**Your instructions**. Check each line of the records below and collect those holding "нормативно".

**Given data**.
____
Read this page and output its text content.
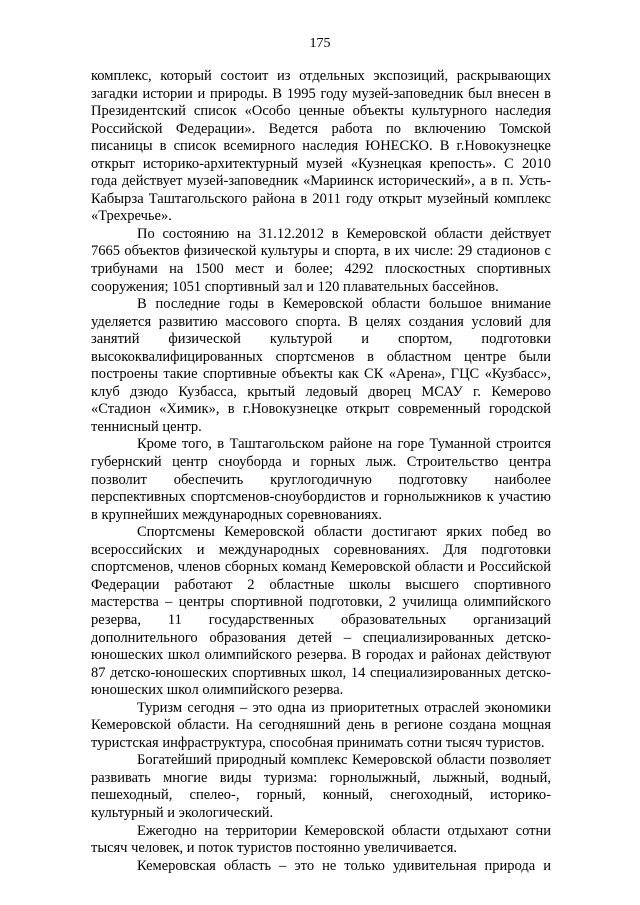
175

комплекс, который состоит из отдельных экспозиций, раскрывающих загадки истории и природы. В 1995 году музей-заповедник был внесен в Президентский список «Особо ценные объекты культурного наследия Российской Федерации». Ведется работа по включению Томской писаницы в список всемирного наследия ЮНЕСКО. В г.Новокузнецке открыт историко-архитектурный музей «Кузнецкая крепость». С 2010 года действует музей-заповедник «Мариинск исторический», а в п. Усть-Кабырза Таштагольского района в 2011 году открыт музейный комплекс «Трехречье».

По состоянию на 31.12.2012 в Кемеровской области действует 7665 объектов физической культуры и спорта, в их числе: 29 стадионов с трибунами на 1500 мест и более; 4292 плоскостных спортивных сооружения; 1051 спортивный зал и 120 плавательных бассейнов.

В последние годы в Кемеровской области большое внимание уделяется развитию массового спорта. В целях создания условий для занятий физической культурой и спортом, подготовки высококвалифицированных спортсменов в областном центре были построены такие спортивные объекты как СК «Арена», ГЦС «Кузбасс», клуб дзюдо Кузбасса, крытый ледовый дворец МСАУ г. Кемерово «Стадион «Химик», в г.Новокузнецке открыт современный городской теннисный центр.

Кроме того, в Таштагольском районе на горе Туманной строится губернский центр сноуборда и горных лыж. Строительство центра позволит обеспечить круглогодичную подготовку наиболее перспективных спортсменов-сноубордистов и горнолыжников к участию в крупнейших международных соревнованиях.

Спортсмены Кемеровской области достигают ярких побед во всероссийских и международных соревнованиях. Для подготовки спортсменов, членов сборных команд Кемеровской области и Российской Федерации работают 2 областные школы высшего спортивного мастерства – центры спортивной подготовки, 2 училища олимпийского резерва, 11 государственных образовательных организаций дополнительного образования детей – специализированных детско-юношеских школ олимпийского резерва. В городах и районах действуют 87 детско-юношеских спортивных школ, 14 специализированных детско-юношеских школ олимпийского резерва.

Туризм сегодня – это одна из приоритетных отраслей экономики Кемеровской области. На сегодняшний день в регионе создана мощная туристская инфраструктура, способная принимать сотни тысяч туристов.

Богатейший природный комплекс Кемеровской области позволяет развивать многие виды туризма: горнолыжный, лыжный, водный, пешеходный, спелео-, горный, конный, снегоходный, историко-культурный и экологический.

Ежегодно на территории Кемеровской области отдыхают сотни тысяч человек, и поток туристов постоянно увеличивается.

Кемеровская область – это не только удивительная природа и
____
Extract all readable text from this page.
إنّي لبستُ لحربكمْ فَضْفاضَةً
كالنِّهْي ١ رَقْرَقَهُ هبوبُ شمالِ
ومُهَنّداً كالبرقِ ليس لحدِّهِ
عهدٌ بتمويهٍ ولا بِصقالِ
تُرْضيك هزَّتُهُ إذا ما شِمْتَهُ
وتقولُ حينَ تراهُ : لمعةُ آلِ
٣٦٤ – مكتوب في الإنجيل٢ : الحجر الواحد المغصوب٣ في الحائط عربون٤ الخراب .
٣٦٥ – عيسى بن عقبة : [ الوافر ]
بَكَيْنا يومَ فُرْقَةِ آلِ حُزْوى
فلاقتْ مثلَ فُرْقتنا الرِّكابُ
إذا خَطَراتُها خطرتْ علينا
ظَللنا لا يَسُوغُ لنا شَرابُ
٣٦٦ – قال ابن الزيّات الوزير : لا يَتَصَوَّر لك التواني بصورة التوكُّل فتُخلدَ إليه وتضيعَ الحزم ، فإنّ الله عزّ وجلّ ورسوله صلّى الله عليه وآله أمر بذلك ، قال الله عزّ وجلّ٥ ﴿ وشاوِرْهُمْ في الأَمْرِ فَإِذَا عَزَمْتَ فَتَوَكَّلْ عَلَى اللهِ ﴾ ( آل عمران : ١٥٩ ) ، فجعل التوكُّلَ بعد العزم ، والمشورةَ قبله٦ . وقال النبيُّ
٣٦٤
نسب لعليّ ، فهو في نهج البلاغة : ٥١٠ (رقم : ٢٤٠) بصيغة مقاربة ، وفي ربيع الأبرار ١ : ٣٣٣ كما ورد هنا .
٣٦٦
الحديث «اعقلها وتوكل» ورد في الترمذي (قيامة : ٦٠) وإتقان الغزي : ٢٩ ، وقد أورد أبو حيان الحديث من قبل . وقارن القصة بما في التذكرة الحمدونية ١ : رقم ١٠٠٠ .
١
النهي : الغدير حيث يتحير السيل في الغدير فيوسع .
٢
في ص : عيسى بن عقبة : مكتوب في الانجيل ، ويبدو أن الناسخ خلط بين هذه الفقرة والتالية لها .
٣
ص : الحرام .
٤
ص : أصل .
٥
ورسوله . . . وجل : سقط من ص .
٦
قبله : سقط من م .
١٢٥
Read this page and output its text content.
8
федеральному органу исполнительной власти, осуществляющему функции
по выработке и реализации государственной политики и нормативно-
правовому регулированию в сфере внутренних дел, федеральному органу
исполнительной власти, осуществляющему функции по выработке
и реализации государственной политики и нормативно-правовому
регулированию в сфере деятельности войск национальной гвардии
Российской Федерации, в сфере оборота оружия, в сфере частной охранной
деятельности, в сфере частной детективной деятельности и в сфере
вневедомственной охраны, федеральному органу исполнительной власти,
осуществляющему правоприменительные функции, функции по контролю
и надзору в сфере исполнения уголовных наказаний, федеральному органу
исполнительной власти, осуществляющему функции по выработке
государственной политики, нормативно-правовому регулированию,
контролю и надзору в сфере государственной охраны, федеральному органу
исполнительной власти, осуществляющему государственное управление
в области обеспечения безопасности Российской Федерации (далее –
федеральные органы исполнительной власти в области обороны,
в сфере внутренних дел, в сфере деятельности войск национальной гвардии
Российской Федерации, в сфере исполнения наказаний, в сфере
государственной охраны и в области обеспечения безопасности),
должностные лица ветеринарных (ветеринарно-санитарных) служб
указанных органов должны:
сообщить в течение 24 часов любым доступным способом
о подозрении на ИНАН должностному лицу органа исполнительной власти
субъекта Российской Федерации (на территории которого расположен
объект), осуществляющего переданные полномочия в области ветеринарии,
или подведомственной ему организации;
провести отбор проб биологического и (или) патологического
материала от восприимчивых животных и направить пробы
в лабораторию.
____
**Written solution**.
по выработке и реализации государственной политики и нормативно-
и реализации государственной политики и нормативно-правовому
государственной политики, нормативно-правовому регулированию,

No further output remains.